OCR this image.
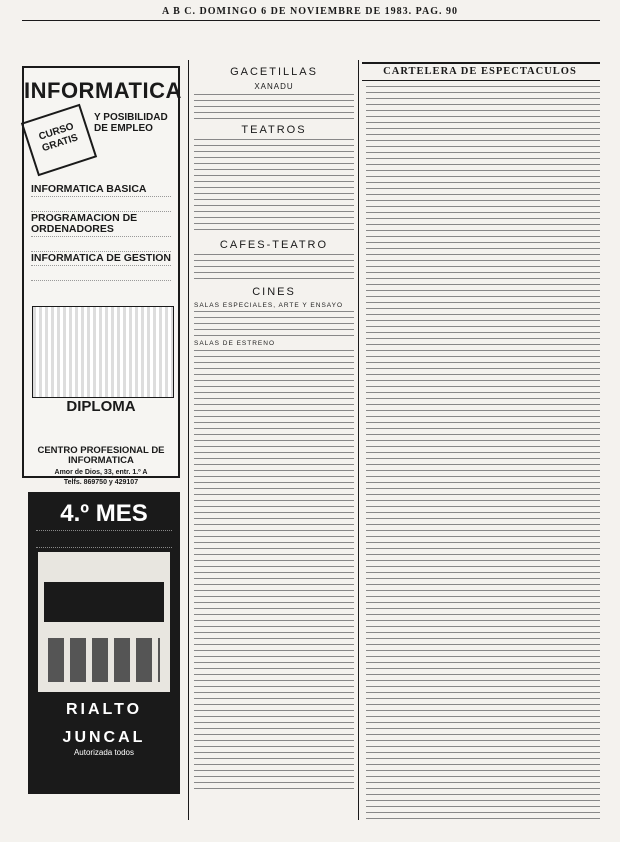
A B C. DOMINGO 6 DE NOVIEMBRE DE 1983. PAG. 90
INFORMATICA
CURSO GRATIS
Y POSIBILIDAD DE EMPLEO
INFORMATICA BASICA
PROGRAMACION DE ORDENADORES
INFORMATICA DE GESTION
DIPLOMA
CENTRO PROFESIONAL DE INFORMATICA
Amor de Dios, 33, entr. 1.º A
Telfs. 869750 y 429107
4.º MES
RIALTO
JUNCAL
Autorizada todos
GACETILLAS
XANADU
TEATROS
CAFES-TEATRO
CINES
SALAS ESPECIALES, ARTE Y ENSAYO
SALAS DE ESTRENO
CARTELERA DE ESPECTACULOS
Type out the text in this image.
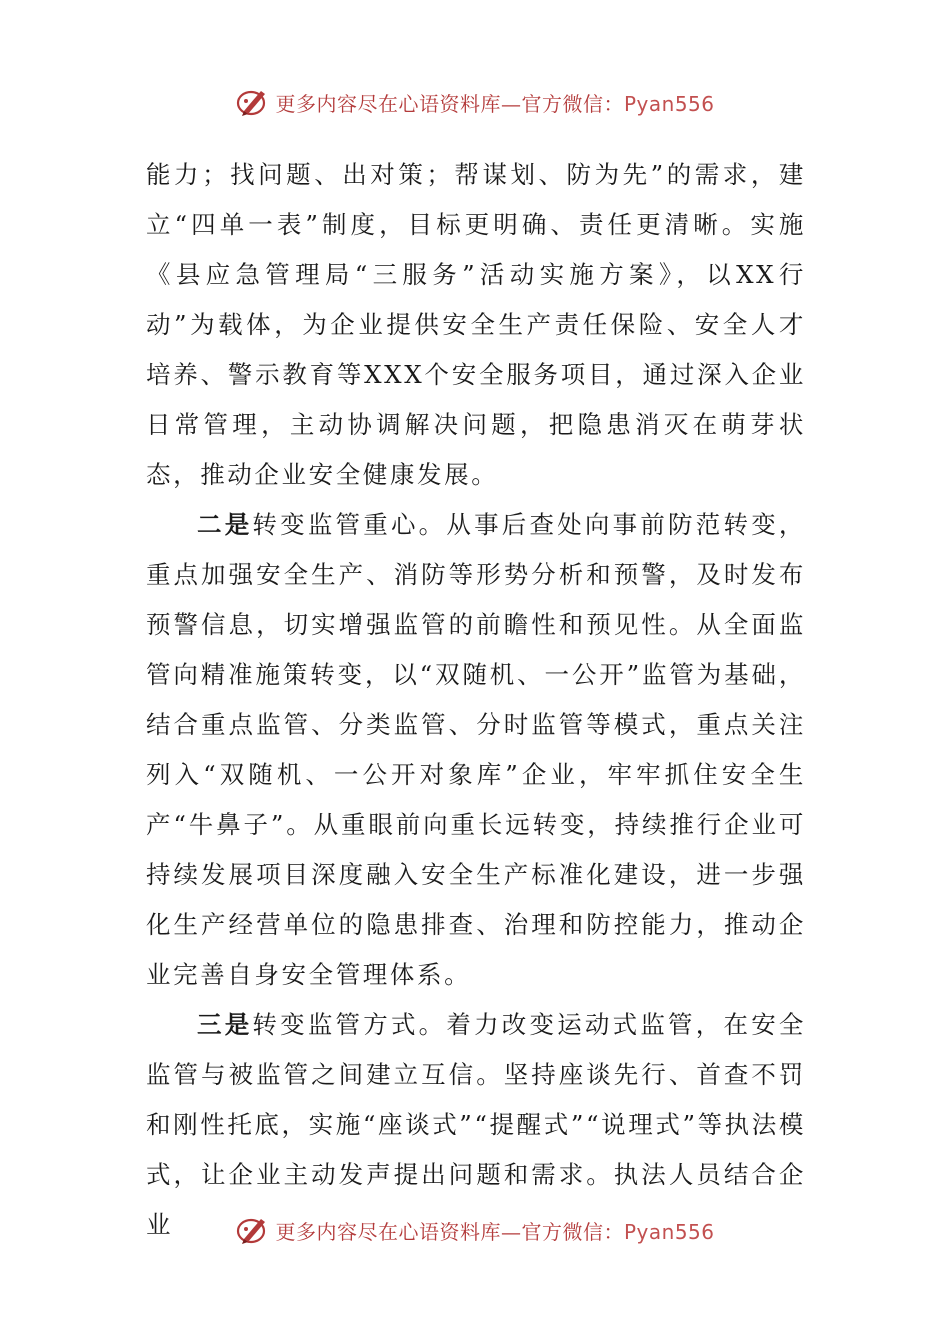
更多内容尽在心语资料库—官方微信：Pyan556

能力；找问题、出对策；帮谋划、防为先”的需求，建立“四单一表”制度，目标更明确、责任更清晰。实施《县应急管理局“三服务”活动实施方案》，以XX行动”为载体，为企业提供安全生产责任保险、安全人才培养、警示教育等XXX个安全服务项目，通过深入企业日常管理，主动协调解决问题，把隐患消灭在萌芽状态，推动企业安全健康发展。

二是转变监管重心。从事后查处向事前防范转变，重点加强安全生产、消防等形势分析和预警，及时发布预警信息，切实增强监管的前瞻性和预见性。从全面监管向精准施策转变，以“双随机、一公开”监管为基础，结合重点监管、分类监管、分时监管等模式，重点关注列入“双随机、一公开对象库”企业，牢牢抓住安全生产“牛鼻子”。从重眼前向重长远转变，持续推行企业可持续发展项目深度融入安全生产标准化建设，进一步强化生产经营单位的隐患排查、治理和防控能力，推动企业完善自身安全管理体系。

三是转变监管方式。着力改变运动式监管，在安全监管与被监管之间建立互信。坚持座谈先行、首查不罚和刚性托底，实施“座谈式”“提醒式”“说理式”等执法模式，让企业主动发声提出问题和需求。执法人员结合企业	更多内容尽在心语资料库—官方微信：Pyan556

++++++++++++++++++++

The records above must be printed exactly; the pictures stay out.

- EXERCISE OUTPUT:
OCR this image.
A B C. DOMINGO 6 DE NOVIEMBRE DE 1983. PAG. 90
INFORMATICA
CURSO GRATIS
Y POSIBILIDAD DE EMPLEO
INFORMATICA BASICA
PROGRAMACION DE ORDENADORES
INFORMATICA DE GESTION
DIPLOMA
CENTRO PROFESIONAL DE INFORMATICA
Amor de Dios, 33, entr. 1.º A
Telfs. 869750 y 429107
4.º MES
RIALTO
JUNCAL
Autorizada todos
GACETILLAS
XANADU
TEATROS
CAFES-TEATRO
CINES
SALAS ESPECIALES, ARTE Y ENSAYO
SALAS DE ESTRENO
CARTELERA DE ESPECTACULOS
Type out the text in this image.
更多内容尽在心语资料库—官方微信：Pyan556

能力；找问题、出对策；帮谋划、防为先”的需求，建立“四单一表”制度，目标更明确、责任更清晰。实施《县应急管理局“三服务”活动实施方案》，以XX行动”为载体，为企业提供安全生产责任保险、安全人才培养、警示教育等XXX个安全服务项目，通过深入企业日常管理，主动协调解决问题，把隐患消灭在萌芽状态，推动企业安全健康发展。

二是转变监管重心。从事后查处向事前防范转变，重点加强安全生产、消防等形势分析和预警，及时发布预警信息，切实增强监管的前瞻性和预见性。从全面监管向精准施策转变，以“双随机、一公开”监管为基础，结合重点监管、分类监管、分时监管等模式，重点关注列入“双随机、一公开对象库”企业，牢牢抓住安全生产“牛鼻子”。从重眼前向重长远转变，持续推行企业可持续发展项目深度融入安全生产标准化建设，进一步强化生产经营单位的隐患排查、治理和防控能力，推动企业完善自身安全管理体系。

三是转变监管方式。着力改变运动式监管，在安全监管与被监管之间建立互信。坚持座谈先行、首查不罚和刚性托底，实施“座谈式”“提醒式”“说理式”等执法模式，让企业主动发声提出问题和需求。执法人员结合企业	更多内容尽在心语资料库—官方微信：Pyan556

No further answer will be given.